Short exercise :: Copy out, unchanged, every line in the entries from the line containing "search-key[interactable] — [403, 958, 467, 1011]" to the line containing "list-item[interactable]: XUTOS AO", including both of those lines.
○ ○ ○ ○ ○ ○ ○
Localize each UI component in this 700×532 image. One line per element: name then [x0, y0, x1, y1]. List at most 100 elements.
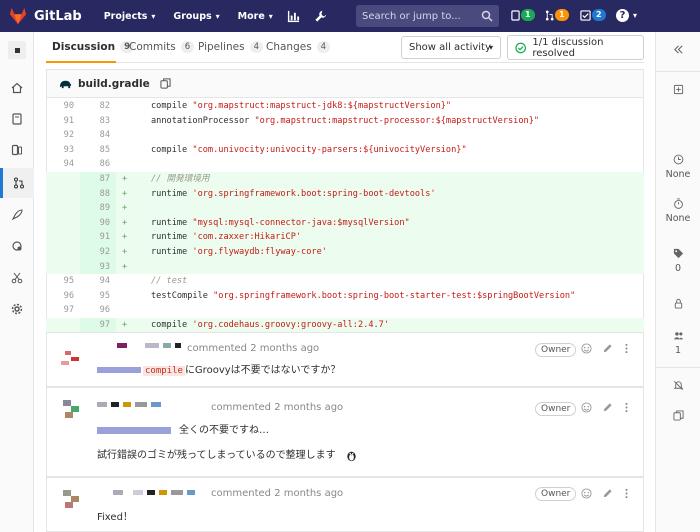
help-dropdown[interactable]: ? ▾ — [616, 9, 637, 22]
left-sidebar — [0, 32, 34, 532]
todos-shortcut[interactable]: 2 — [580, 9, 606, 21]
note-timestamp[interactable]: commented 2 months ago — [211, 488, 343, 499]
activity-filter-label: Show all activity — [409, 42, 491, 53]
more-actions-icon[interactable] — [621, 402, 632, 413]
emoji-smile-icon[interactable] — [581, 488, 592, 499]
discussion-resolved-status[interactable]: 1/1 discussion resolved — [507, 35, 644, 60]
notifications-off-icon[interactable] — [656, 380, 700, 391]
diff-line: 95 94 // test — [46, 274, 644, 289]
issues-icon[interactable] — [0, 135, 34, 165]
old-line-number[interactable]: 97 — [46, 303, 80, 318]
code-keyword: runtime — [151, 217, 193, 228]
avatar[interactable] — [59, 396, 83, 420]
time-estimate-value: None — [665, 169, 691, 180]
avatar[interactable] — [59, 347, 83, 371]
old-line-number[interactable]: 93 — [46, 143, 80, 158]
edit-pencil-icon[interactable] — [602, 488, 613, 499]
diff-sign: + — [122, 319, 128, 330]
note-timestamp[interactable]: commented 2 months ago — [187, 343, 319, 354]
new-line-number[interactable]: 92 — [80, 244, 116, 260]
new-line-number[interactable]: 93 — [80, 259, 116, 275]
author-name[interactable] — [117, 343, 185, 348]
tab-pipelines[interactable]: Pipelines 4 — [198, 41, 263, 53]
note-text: Fixed！ — [97, 512, 133, 523]
search-input[interactable]: Search or jump to... — [356, 5, 499, 27]
tab-changes[interactable]: Changes 4 — [266, 41, 331, 53]
add-todo-icon[interactable] — [656, 84, 700, 95]
code-string: "org.springframework.boot:spring-boot-st… — [213, 290, 576, 301]
edit-pencil-icon[interactable] — [602, 402, 613, 413]
lock-icon[interactable] — [656, 298, 700, 309]
new-line-number[interactable]: 94 — [80, 274, 116, 289]
line-code: compile 'org.codehaus.groovy:groovy-all:… — [151, 318, 389, 333]
snippets-scissors-icon[interactable] — [0, 263, 34, 293]
gitlab-logo[interactable]: GitLab — [9, 7, 82, 25]
time-spent-value: None — [665, 213, 691, 224]
more-actions-icon[interactable] — [621, 343, 632, 354]
admin-wrench-icon[interactable] — [314, 10, 327, 23]
project-avatar[interactable] — [0, 35, 34, 65]
clock-icon — [673, 154, 683, 165]
issues-icon — [511, 9, 520, 21]
old-line-number[interactable]: 92 — [46, 128, 80, 143]
repository-icon[interactable] — [0, 104, 34, 134]
emoji-smile-icon[interactable] — [581, 402, 592, 413]
search-icon — [481, 10, 493, 22]
merge-requests-icon[interactable] — [0, 168, 34, 198]
new-line-number[interactable]: 87 — [80, 171, 116, 187]
old-line-number[interactable]: 90 — [46, 99, 80, 114]
new-line-number[interactable]: 96 — [80, 303, 116, 318]
tab-discussion[interactable]: Discussion 9 — [52, 41, 134, 53]
new-line-number[interactable]: 95 — [80, 289, 116, 304]
new-line-number[interactable]: 91 — [80, 230, 116, 245]
emoji-smile-icon[interactable] — [581, 343, 592, 354]
new-line-number[interactable]: 85 — [80, 143, 116, 158]
old-line-number[interactable]: 91 — [46, 114, 80, 129]
issues-shortcut[interactable]: 1 — [511, 9, 535, 21]
settings-gear-icon[interactable] — [0, 294, 34, 324]
copy-reference-icon[interactable] — [656, 410, 700, 421]
old-line-number[interactable]: 96 — [46, 289, 80, 304]
tab-commits[interactable]: Commits 6 — [129, 41, 195, 53]
old-line-number[interactable]: 94 — [46, 157, 80, 172]
merge-requests-shortcut[interactable]: 1 — [545, 9, 569, 21]
participants[interactable]: 1 — [656, 330, 700, 356]
new-line-number[interactable]: 90 — [80, 215, 116, 231]
line-code: compile "com.univocity:univocity-parsers… — [151, 143, 467, 158]
more-actions-icon[interactable] — [621, 488, 632, 499]
activity-filter-dropdown[interactable]: Show all activity ▾ — [401, 36, 501, 59]
collapse-sidebar-icon[interactable] — [656, 44, 700, 55]
tab-count: 6 — [180, 41, 195, 53]
note-timestamp[interactable]: commented 2 months ago — [211, 402, 343, 413]
new-line-number[interactable]: 86 — [80, 157, 116, 172]
code-keyword: compile — [151, 144, 193, 155]
activity-chart-icon[interactable] — [287, 10, 300, 23]
groups-menu[interactable]: Groups ▾ — [173, 11, 219, 22]
new-line-number[interactable]: 88 — [80, 186, 116, 202]
diff-lines: 90 82 compile "org.mapstruct:mapstruct-jdk… — [46, 99, 644, 333]
author-name[interactable] — [97, 402, 165, 407]
new-line-number[interactable]: 97 — [80, 317, 116, 333]
line-code: runtime "mysql:mysql-connector-java:$mys… — [151, 216, 410, 231]
projects-menu[interactable]: Projects ▾ — [104, 11, 156, 22]
copy-icon[interactable] — [160, 78, 171, 89]
home-icon[interactable] — [0, 73, 34, 103]
author-name[interactable] — [113, 490, 199, 495]
new-line-number[interactable]: 84 — [80, 128, 116, 143]
chevron-down-icon: ▾ — [151, 11, 156, 21]
rocket-icon[interactable] — [0, 200, 34, 230]
avatar[interactable] — [59, 486, 83, 510]
time-estimate[interactable]: None — [656, 154, 700, 180]
time-spent[interactable]: None — [656, 198, 700, 224]
new-line-number[interactable]: 83 — [80, 114, 116, 129]
old-line-number[interactable]: 95 — [46, 274, 80, 289]
more-menu[interactable]: More ▾ — [238, 11, 273, 22]
labels[interactable]: 0 — [656, 248, 700, 274]
operations-icon[interactable] — [0, 231, 34, 261]
participants-count: 1 — [674, 345, 682, 356]
new-line-number[interactable]: 89 — [80, 201, 116, 216]
edit-pencil-icon[interactable] — [602, 343, 613, 354]
file-name: build.gradle — [78, 77, 150, 90]
new-line-number[interactable]: 82 — [80, 99, 116, 114]
tab-label: Commits — [129, 41, 176, 53]
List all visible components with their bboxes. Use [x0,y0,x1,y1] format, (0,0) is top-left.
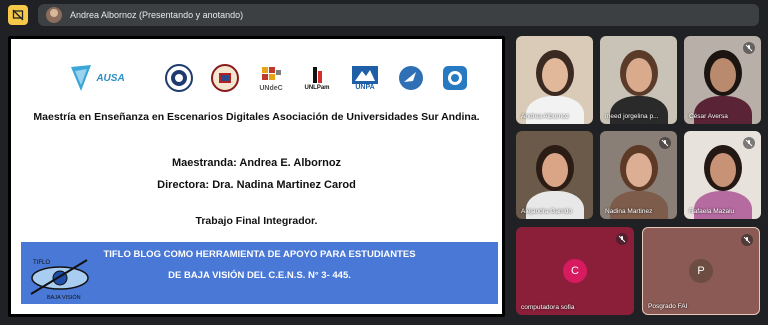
participant-video-face [709,153,736,187]
mic-off-icon [743,42,755,54]
svg-text:BAJA VISIÓN: BAJA VISIÓN [47,294,81,301]
university-seal-1 [161,61,197,95]
pin-button[interactable] [8,5,28,25]
participant-tile[interactable]: meed jorgelina p... [600,36,677,124]
mic-off-icon [659,137,671,149]
shared-slide: AUSA UNdeC UNLPam UNPA Maestría en Enseñ… [8,36,505,317]
university-seal-4 [437,61,473,95]
top-bar: Andrea Albornoz (Presentando y anotando) [0,0,768,30]
participant-video-face [709,58,736,92]
undec-logo: UNdeC [253,61,289,95]
participant-video-face [625,153,652,187]
presenter-label: Andrea Albornoz (Presentando y anotando) [70,10,244,20]
participant-tile[interactable]: César Aversa [684,36,761,124]
participant-tile[interactable]: Rafaela Mazalu [684,131,761,219]
participant-name: Nadina Martinez [605,208,653,215]
participant-tile[interactable]: P Posgrado FAI [642,227,760,315]
mic-off-icon [616,233,628,245]
participant-name: Rafaela Mazalu [689,208,735,215]
participant-tile[interactable]: Andrea Albornoz [516,36,593,124]
mic-off-icon [741,234,753,246]
participant-name: meed jorgelina p... [605,113,659,120]
presenter-avatar [46,7,62,23]
participant-tile[interactable]: Alejandra Garrido [516,131,593,219]
university-seal-3 [393,61,429,95]
university-seal-2 [207,61,243,95]
participant-video-face [625,58,652,92]
svg-text:TIFLO: TIFLO [33,260,50,266]
presenter-bar[interactable]: Andrea Albornoz (Presentando y anotando) [38,4,759,26]
participant-name: computadora sofia [521,304,575,311]
participant-avatar: P [689,259,713,283]
maestranda-line: Maestranda: Andrea E. Albornoz [171,157,342,169]
participant-video-face [541,153,568,187]
participant-avatar: C [563,259,587,283]
participant-name: César Aversa [689,113,728,120]
unpa-logo: UNPA [347,61,383,95]
logo-row: AUSA UNdeC UNLPam UNPA [47,61,467,95]
presentation-off-icon [12,9,24,21]
ausa-logo: AUSA [55,61,139,95]
slide-title: Maestría en Enseñanza en Escenarios Digi… [33,111,480,123]
mic-off-icon [743,137,755,149]
unlpam-logo: UNLPam [299,61,335,95]
participant-name: Alejandra Garrido [521,208,572,215]
trabajo-line: Trabajo Final Integrador. [195,215,318,227]
participant-name: Andrea Albornoz [521,113,570,120]
directora-line: Directora: Dra. Nadina Martinez Carod [157,179,356,191]
tiflo-eye-logo: TIFLO BAJA VISIÓN [30,259,89,301]
participant-tile[interactable]: Nadina Martinez [600,131,677,219]
participant-name: Posgrado FAI [648,303,688,310]
participant-video-face [541,58,568,92]
participant-tile[interactable]: Ccomputadora sofia [516,227,634,315]
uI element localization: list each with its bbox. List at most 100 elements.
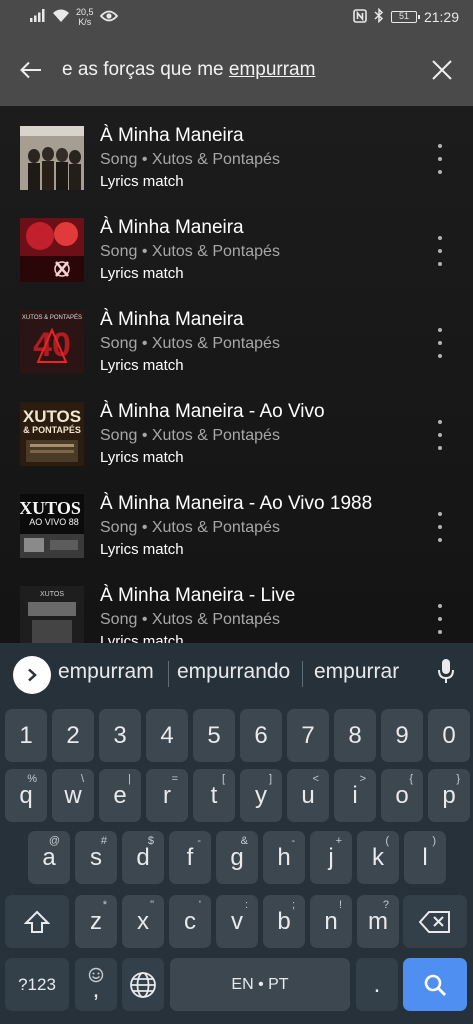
search-key[interactable] — [403, 958, 467, 1011]
symbols-key[interactable]: ?123 — [5, 958, 69, 1011]
track-subtitle: Song • Xutos & Pontapés — [100, 611, 280, 628]
more-options-button[interactable] — [433, 604, 447, 634]
key-w[interactable]: w \ — [52, 769, 94, 822]
key-hint: [ — [221, 773, 225, 785]
key-3[interactable]: 3 — [99, 709, 141, 762]
period-key[interactable]: . — [356, 958, 398, 1011]
track-subtitle: Song • Xutos & Pontapés — [100, 427, 280, 444]
suggestion-3[interactable]: empurrar — [314, 660, 399, 684]
emoji-comma-key[interactable]: , — [75, 958, 117, 1011]
key-i[interactable]: i > — [334, 769, 376, 822]
key-1[interactable]: 1 — [5, 709, 47, 762]
search-bar: e as forças que me empurram — [0, 34, 473, 106]
list-item[interactable]: XUTOS & PONTAPÉS À Minha Maneira - Ao Viv… — [0, 382, 473, 474]
key-hint: & — [240, 835, 248, 847]
key-label: j — [328, 843, 334, 871]
key-l[interactable]: l) — [404, 831, 446, 884]
key-label: t — [210, 781, 218, 809]
key-v[interactable]: v: — [216, 895, 258, 948]
track-subtitle: Song • Xutos & Pontapés — [100, 151, 280, 168]
key-d[interactable]: d $ — [122, 831, 164, 884]
album-art: XUTOS — [20, 586, 84, 643]
key-k[interactable]: k( — [357, 831, 399, 884]
key-4[interactable]: 4 — [146, 709, 188, 762]
key-z[interactable]: z * — [75, 895, 117, 948]
key-label: 4 — [160, 721, 174, 749]
key-j[interactable]: j + — [310, 831, 352, 884]
key-label: v — [231, 907, 243, 935]
clear-search-button[interactable] — [411, 34, 473, 106]
search-results-list: À Minha Maneira Song • Xutos & Pontapés … — [0, 106, 473, 643]
key-hint: + — [335, 835, 342, 847]
key-t[interactable]: t[ — [193, 769, 235, 822]
language-key[interactable] — [122, 958, 164, 1011]
list-item[interactable]: XUTOS AO VIVO 88 À Minha Maneira - Ao Viv… — [0, 474, 473, 566]
comma-label: , — [92, 975, 100, 1003]
key-b[interactable]: b; — [263, 895, 305, 948]
eye-icon — [99, 9, 118, 25]
key-5[interactable]: 5 — [193, 709, 235, 762]
album-art: XUTOS & PONTAPÉS — [20, 402, 84, 466]
key-x[interactable]: x " — [122, 895, 164, 948]
key-label: 0 — [442, 721, 456, 749]
globe-icon — [130, 971, 156, 998]
key-9[interactable]: 9 — [381, 709, 423, 762]
key-2[interactable]: 2 — [52, 709, 94, 762]
key-r[interactable]: r = — [146, 769, 188, 822]
key-u[interactable]: u < — [287, 769, 329, 822]
key-e[interactable]: e | — [99, 769, 141, 822]
key-label: 7 — [301, 721, 315, 749]
more-options-button[interactable] — [433, 236, 447, 266]
key-f[interactable]: f- — [169, 831, 211, 884]
more-options-button[interactable] — [433, 328, 447, 358]
list-item[interactable]: XUTOS & PONTAPÉS 40 À Minha Maneira Song … — [0, 290, 473, 382]
more-options-button[interactable] — [433, 420, 447, 450]
query-composing-word: empurram — [228, 59, 316, 80]
bluetooth-icon — [374, 7, 384, 26]
suggestion-2[interactable]: empurrando — [177, 660, 290, 684]
track-title: À Minha Maneira - Live — [100, 585, 296, 606]
more-options-button[interactable] — [433, 144, 447, 174]
mic-button[interactable] — [437, 658, 455, 689]
status-bar: 20,5 K/s 51 21:29 — [0, 0, 473, 34]
key-c[interactable]: c ' — [169, 895, 211, 948]
list-item[interactable]: XUTOS À Minha Maneira - Live Song • Xuto… — [0, 566, 473, 643]
key-hint: ] — [268, 773, 272, 785]
expand-suggestions-button[interactable] — [13, 656, 51, 694]
key-hint: : — [244, 899, 248, 911]
key-8[interactable]: 8 — [334, 709, 376, 762]
back-button[interactable] — [0, 34, 62, 106]
key-q[interactable]: q% — [5, 769, 47, 822]
space-bar[interactable]: EN • PT — [170, 958, 350, 1011]
key-hint: $ — [147, 835, 154, 847]
key-hint: = — [171, 773, 178, 785]
key-a[interactable]: a @ — [28, 831, 70, 884]
more-options-button[interactable] — [433, 512, 447, 542]
more-vert-icon — [438, 328, 442, 332]
album-art — [20, 126, 84, 190]
key-o[interactable]: o{ — [381, 769, 423, 822]
key-y[interactable]: y] — [240, 769, 282, 822]
key-7[interactable]: 7 — [287, 709, 329, 762]
key-p[interactable]: p} — [428, 769, 470, 822]
key-0[interactable]: 0 — [428, 709, 470, 762]
backspace-key[interactable] — [403, 895, 467, 948]
key-g[interactable]: g & — [216, 831, 258, 884]
list-item[interactable]: À Minha Maneira Song • Xutos & Pontapés … — [0, 106, 473, 198]
key-h[interactable]: h- — [263, 831, 305, 884]
shift-key[interactable] — [5, 895, 69, 948]
key-m[interactable]: m? — [357, 895, 399, 948]
key-6[interactable]: 6 — [240, 709, 282, 762]
key-s[interactable]: s # — [75, 831, 117, 884]
key-label: c — [184, 907, 196, 935]
divider — [302, 661, 303, 687]
suggestion-1[interactable]: empurram — [58, 660, 154, 684]
battery-icon: 51 — [390, 11, 420, 23]
track-title: À Minha Maneira — [100, 217, 244, 238]
search-input[interactable]: e as forças que me empurram — [62, 59, 411, 81]
list-item[interactable]: À Minha Maneira Song • Xutos & Pontapés … — [0, 198, 473, 290]
more-vert-icon — [438, 512, 442, 516]
key-hint: } — [456, 773, 460, 785]
key-n[interactable]: n! — [310, 895, 352, 948]
net-speed: 20,5 K/s — [76, 7, 94, 27]
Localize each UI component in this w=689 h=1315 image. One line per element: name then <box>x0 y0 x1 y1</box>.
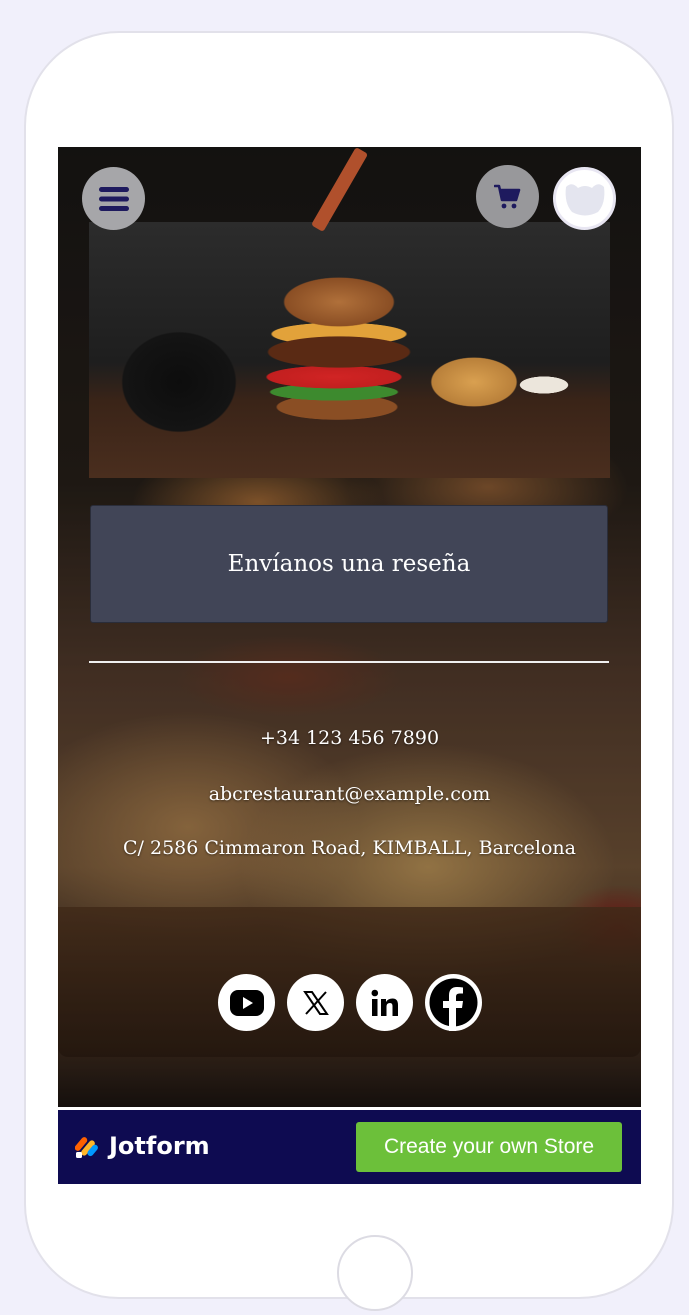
○ ○ ○ ○ ○ ○ ○
Exercise result ::
search-key[interactable] — [403, 958, 467, 1011]
symbols-key[interactable]: ?123 — [5, 958, 69, 1011]
track-subtitle: Song • Xutos & Pontapés — [100, 611, 280, 628]
more-options-button[interactable] — [433, 604, 447, 634]
key-w[interactable]: w \ — [52, 769, 94, 822]
key-hint: [ — [221, 773, 225, 785]
key-3[interactable]: 3 — [99, 709, 141, 762]
period-key[interactable]: . — [356, 958, 398, 1011]
track-subtitle: Song • Xutos & Pontapés — [100, 427, 280, 444]
suggestion-3[interactable]: empurrar — [314, 660, 399, 684]
emoji-comma-key[interactable]: , — [75, 958, 117, 1011]
key-i[interactable]: i > — [334, 769, 376, 822]
key-1[interactable]: 1 — [5, 709, 47, 762]
search-bar: e as forças que me empurram — [0, 34, 473, 106]
list-item[interactable]: XUTOS & PONTAPÉS À Minha Maneira - Ao Viv… — [0, 382, 473, 474]
key-hint: & — [240, 835, 248, 847]
key-label: j — [328, 843, 334, 871]
key-l[interactable]: l) — [404, 831, 446, 884]
key-label: t — [210, 781, 218, 809]
key-v[interactable]: v: — [216, 895, 258, 948]
track-subtitle: Song • Xutos & Pontapés — [100, 151, 280, 168]
key-d[interactable]: d $ — [122, 831, 164, 884]
album-art: XUTOS — [20, 586, 84, 643]
key-k[interactable]: k( — [357, 831, 399, 884]
key-4[interactable]: 4 — [146, 709, 188, 762]
key-z[interactable]: z * — [75, 895, 117, 948]
key-label: 4 — [160, 721, 174, 749]
key-j[interactable]: j + — [310, 831, 352, 884]
key-label: v — [231, 907, 243, 935]
clear-search-button[interactable] — [411, 34, 473, 106]
search-results-list: À Minha Maneira Song • Xutos & Pontapés … — [0, 106, 473, 643]
key-hint: + — [335, 835, 342, 847]
key-t[interactable]: t[ — [193, 769, 235, 822]
language-key[interactable] — [122, 958, 164, 1011]
list-item[interactable]: XUTOS AO VIVO 88 À Minha Maneira - Ao Viv… — [0, 474, 473, 566]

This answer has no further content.